## Request
Pick out every line with the word "label" and copy it.

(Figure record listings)
################

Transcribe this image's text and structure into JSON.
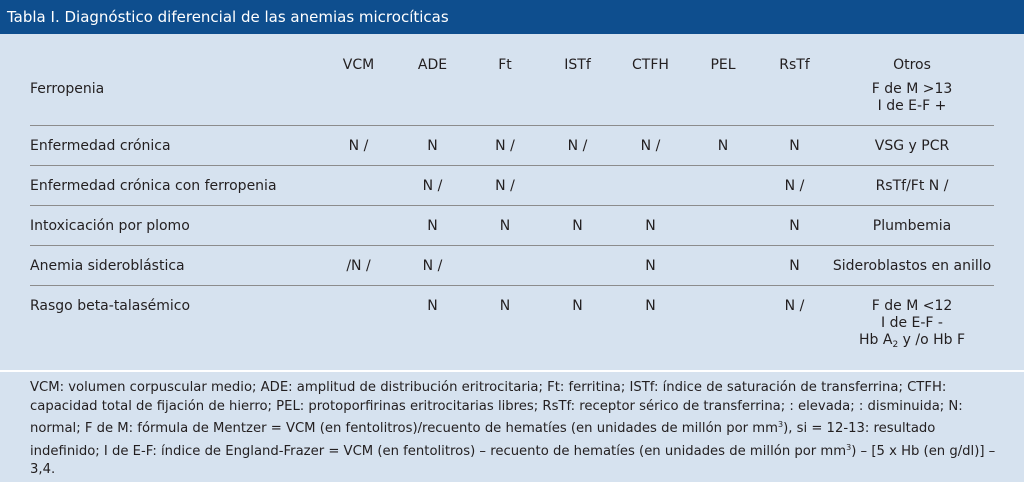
{
  "title": "Tabla I. Diagnóstico diferencial de las anemias microcíticas",
  "columns": [
    "VCM",
    "ADE",
    "Ft",
    "ISTf",
    "CTFH",
    "PEL",
    "RsTf",
    "Otros"
  ],
  "rows": [
    {
      "label": "Ferropenia",
      "cells": [
        "",
        "",
        "",
        "",
        "",
        "",
        ""
      ],
      "otros": [
        "F de M >13",
        "I de E-F +"
      ]
    },
    {
      "label": "Enfermedad crónica",
      "cells": [
        "N / ",
        "N",
        "N / ",
        "N / ",
        "N / ",
        "N",
        "N"
      ],
      "otros": [
        "VSG y PCR "
      ]
    },
    {
      "label": "Enfermedad crónica con ferropenia",
      "cells": [
        "",
        "N / ",
        "N / ",
        "",
        "",
        "",
        "N / "
      ],
      "otros": [
        "RsTf/Ft N / "
      ]
    },
    {
      "label": "Intoxicación por plomo",
      "cells": [
        "",
        "N",
        "N",
        "N",
        "N",
        "",
        "N"
      ],
      "otros": [
        "Plumbemia "
      ]
    },
    {
      "label": "Anemia sideroblástica",
      "cells": [
        " /N / ",
        "N / ",
        "",
        "",
        "N",
        "",
        "N"
      ],
      "otros": [
        "Sideroblastos en anillo"
      ]
    },
    {
      "label": "Rasgo beta-talasémico",
      "cells": [
        "",
        "N",
        "N",
        "N",
        "N",
        "",
        "N / "
      ],
      "otros": [
        "F de M <12",
        "I de E-F -"
      ],
      "otros_hb": {
        "prefix": " Hb A",
        "sub": "2",
        "suffix": " y /o Hb F"
      }
    }
  ],
  "notes": {
    "part1": "VCM: volumen corpuscular medio; ADE: amplitud de distribución eritrocitaria; Ft: ferritina; ISTf: índice de saturación de transferrina; CTFH: capacidad total de fijación de hierro; PEL: protoporfirinas eritrocitarias libres; RsTf: receptor sérico de transferrina; : elevada; : disminuida; N: normal; F de M: fórmula de Mentzer = VCM (en fentolitros)/recuento de hematíes (en unidades de millón por mm",
    "sup1": "3",
    "part2": "), si = 12-13: resultado indefinido; I de E-F: índice de England-Frazer = VCM (en fentolitros) – recuento de hematíes (en unidades de millón por mm",
    "sup2": "3",
    "part3": ") – [5 x Hb (en g/dl)] – 3,4."
  }
}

################

## Reply to the task
      "label": "Ferropenia",
      "label": "Enfermedad crónica",
      "label": "Enfermedad crónica con ferropenia",
      "label": "Intoxicación por plomo",
      "label": "Anemia sideroblástica",
      "label": "Rasgo beta-talasémico",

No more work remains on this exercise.